• DIRECTIONS: Return the rows below word for word, starting at the line that contains "Localize all elements." and stopping after the line that contains "jump-to-start-icon[interactable] <box>352 479". Leave any pictures out of your answer.

• DATASET RECORDS:
____
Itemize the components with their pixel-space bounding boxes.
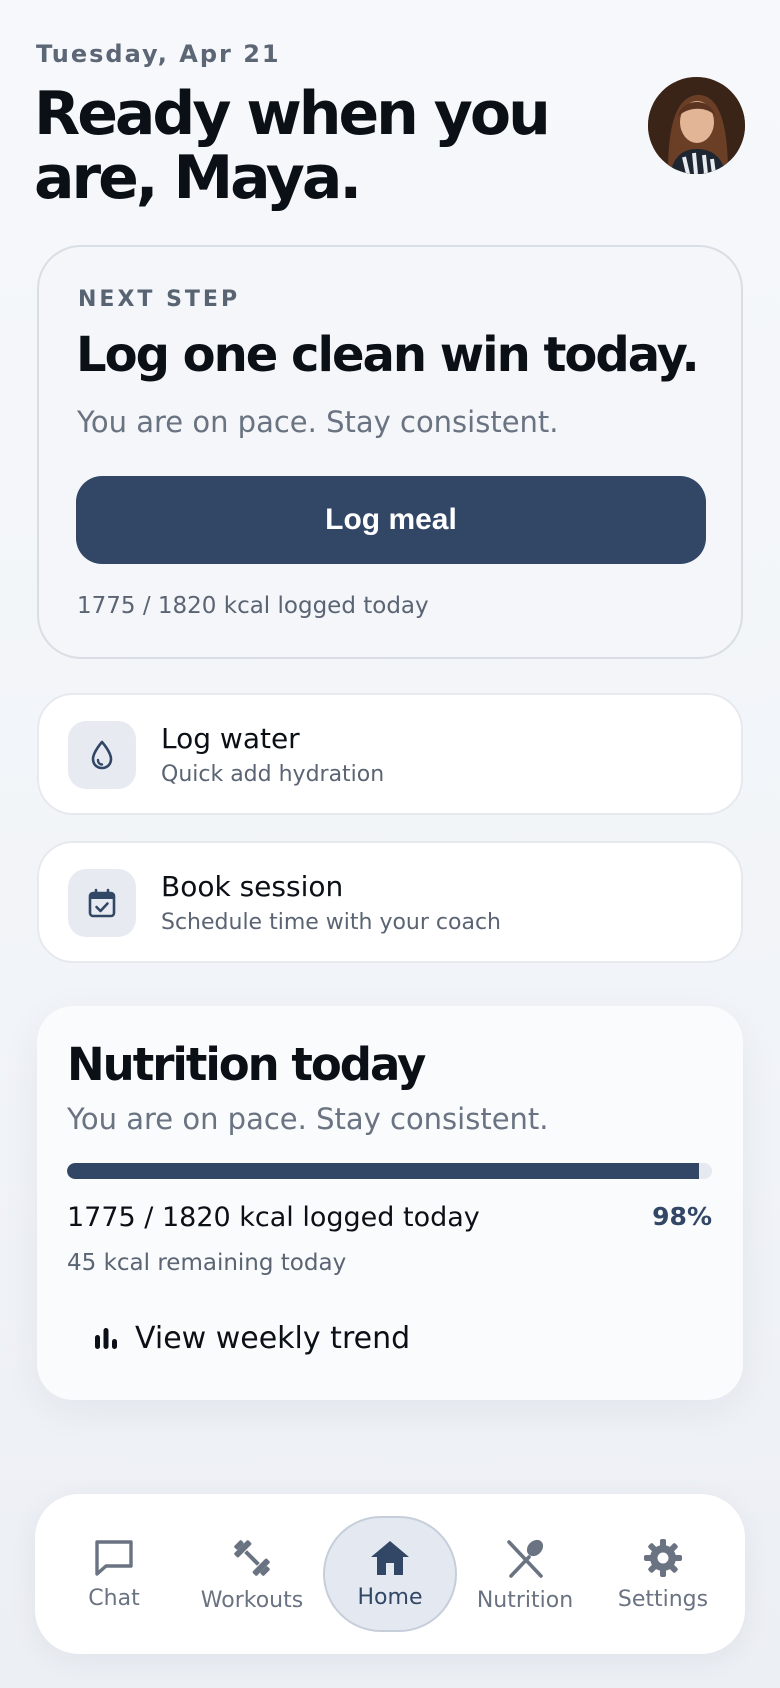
____
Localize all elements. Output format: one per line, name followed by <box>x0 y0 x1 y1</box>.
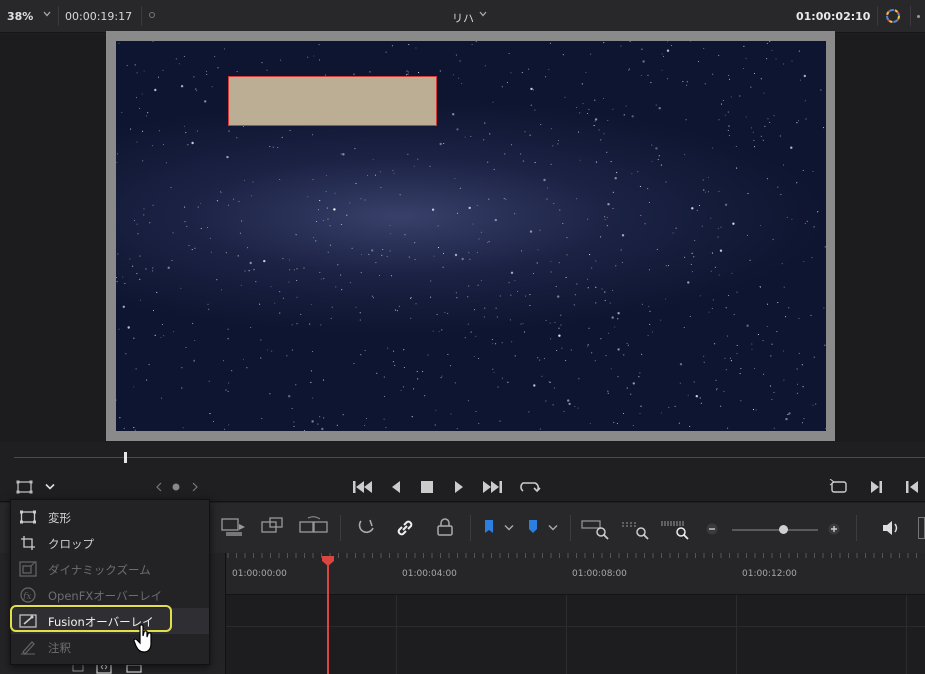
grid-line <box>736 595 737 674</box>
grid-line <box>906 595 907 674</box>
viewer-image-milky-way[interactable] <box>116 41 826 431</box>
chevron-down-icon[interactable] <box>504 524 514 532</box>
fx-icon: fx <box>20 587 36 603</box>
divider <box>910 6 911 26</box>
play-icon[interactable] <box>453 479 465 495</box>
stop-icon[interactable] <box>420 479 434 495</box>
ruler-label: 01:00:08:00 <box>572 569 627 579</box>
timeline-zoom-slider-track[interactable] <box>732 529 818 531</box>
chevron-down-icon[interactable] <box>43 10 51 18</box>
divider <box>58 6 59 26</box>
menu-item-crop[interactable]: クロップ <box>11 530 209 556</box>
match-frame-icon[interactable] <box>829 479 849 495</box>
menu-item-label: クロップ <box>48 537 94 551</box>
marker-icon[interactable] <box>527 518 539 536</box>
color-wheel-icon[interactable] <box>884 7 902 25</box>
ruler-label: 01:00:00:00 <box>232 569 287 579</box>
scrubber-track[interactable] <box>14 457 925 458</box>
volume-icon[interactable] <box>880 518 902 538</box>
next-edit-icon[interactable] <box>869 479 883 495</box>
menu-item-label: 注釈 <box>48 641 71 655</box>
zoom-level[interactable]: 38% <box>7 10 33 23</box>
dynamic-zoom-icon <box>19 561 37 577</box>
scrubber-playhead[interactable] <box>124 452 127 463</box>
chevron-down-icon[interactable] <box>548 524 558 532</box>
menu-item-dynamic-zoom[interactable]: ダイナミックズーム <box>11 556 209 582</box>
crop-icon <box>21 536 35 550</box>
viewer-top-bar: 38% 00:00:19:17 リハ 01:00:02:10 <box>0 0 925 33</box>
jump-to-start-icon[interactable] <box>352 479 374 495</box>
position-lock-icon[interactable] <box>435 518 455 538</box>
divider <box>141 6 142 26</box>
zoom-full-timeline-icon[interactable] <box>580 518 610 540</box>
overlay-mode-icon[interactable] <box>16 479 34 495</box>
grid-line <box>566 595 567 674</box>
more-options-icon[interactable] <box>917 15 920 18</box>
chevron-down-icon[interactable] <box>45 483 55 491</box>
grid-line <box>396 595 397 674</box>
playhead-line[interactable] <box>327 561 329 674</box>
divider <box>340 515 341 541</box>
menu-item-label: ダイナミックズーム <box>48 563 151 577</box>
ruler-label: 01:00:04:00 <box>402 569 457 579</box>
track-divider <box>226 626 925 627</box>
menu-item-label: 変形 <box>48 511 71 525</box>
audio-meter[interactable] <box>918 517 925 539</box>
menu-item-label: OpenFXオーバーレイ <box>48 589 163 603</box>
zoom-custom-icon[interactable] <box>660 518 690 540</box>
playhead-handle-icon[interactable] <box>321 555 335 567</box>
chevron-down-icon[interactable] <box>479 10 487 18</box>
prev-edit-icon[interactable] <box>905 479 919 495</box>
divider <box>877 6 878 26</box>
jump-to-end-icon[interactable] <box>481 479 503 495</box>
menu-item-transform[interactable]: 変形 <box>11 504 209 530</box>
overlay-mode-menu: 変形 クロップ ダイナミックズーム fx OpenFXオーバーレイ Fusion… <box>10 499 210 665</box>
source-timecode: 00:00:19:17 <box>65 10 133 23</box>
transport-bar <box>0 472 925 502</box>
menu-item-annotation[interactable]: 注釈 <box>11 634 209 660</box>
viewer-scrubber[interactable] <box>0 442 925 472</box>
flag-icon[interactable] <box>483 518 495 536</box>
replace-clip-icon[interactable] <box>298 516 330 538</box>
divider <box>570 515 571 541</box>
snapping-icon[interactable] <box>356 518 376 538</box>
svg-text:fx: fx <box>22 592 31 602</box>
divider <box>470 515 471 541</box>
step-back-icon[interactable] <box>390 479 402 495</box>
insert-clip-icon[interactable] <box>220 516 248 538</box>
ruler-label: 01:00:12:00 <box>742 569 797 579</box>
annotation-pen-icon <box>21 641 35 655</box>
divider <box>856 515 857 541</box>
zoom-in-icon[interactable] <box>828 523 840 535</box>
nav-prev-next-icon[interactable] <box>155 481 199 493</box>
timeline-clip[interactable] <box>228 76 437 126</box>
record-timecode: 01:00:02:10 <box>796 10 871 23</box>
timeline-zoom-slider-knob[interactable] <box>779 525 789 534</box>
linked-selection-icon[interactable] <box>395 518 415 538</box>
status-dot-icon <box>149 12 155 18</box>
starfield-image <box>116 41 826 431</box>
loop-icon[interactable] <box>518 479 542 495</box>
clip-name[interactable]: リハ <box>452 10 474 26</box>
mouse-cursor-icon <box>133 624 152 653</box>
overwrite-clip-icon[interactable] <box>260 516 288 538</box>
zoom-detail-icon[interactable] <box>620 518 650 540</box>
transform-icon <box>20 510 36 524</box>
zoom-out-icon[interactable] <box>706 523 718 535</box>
____
• SOLUTION TO THIS EXERCISE:
Localize all elements. Output format: one per line, name followed by <box>x0 y0 x1 y1</box>.
grid-line <box>736 595 737 674</box>
grid-line <box>906 595 907 674</box>
viewer-image-milky-way[interactable] <box>116 41 826 431</box>
chevron-down-icon[interactable] <box>504 524 514 532</box>
fx-icon: fx <box>20 587 36 603</box>
divider <box>910 6 911 26</box>
play-icon[interactable] <box>453 479 465 495</box>
stop-icon[interactable] <box>420 479 434 495</box>
ruler-label: 01:00:08:00 <box>572 569 627 579</box>
timeline-zoom-slider-track[interactable] <box>732 529 818 531</box>
chevron-down-icon[interactable] <box>43 10 51 18</box>
divider <box>58 6 59 26</box>
menu-item-crop[interactable]: クロップ <box>11 530 209 556</box>
match-frame-icon[interactable] <box>829 479 849 495</box>
menu-item-label: クロップ <box>48 537 94 551</box>
marker-icon[interactable] <box>527 518 539 536</box>
color-wheel-icon[interactable] <box>884 7 902 25</box>
ruler-label: 01:00:00:00 <box>232 569 287 579</box>
scrubber-track[interactable] <box>14 457 925 458</box>
volume-icon[interactable] <box>880 518 902 538</box>
next-edit-icon[interactable] <box>869 479 883 495</box>
menu-item-label: 注釈 <box>48 641 71 655</box>
zoom-level[interactable]: 38% <box>7 10 33 23</box>
dynamic-zoom-icon <box>19 561 37 577</box>
scrubber-playhead[interactable] <box>124 452 127 463</box>
chevron-down-icon[interactable] <box>548 524 558 532</box>
menu-item-dynamic-zoom[interactable]: ダイナミックズーム <box>11 556 209 582</box>
crop-icon <box>21 536 35 550</box>
viewer-top-bar: 38% 00:00:19:17 リハ 01:00:02:10 <box>0 0 925 33</box>
jump-to-start-icon[interactable] <box>352 479 374 495</box>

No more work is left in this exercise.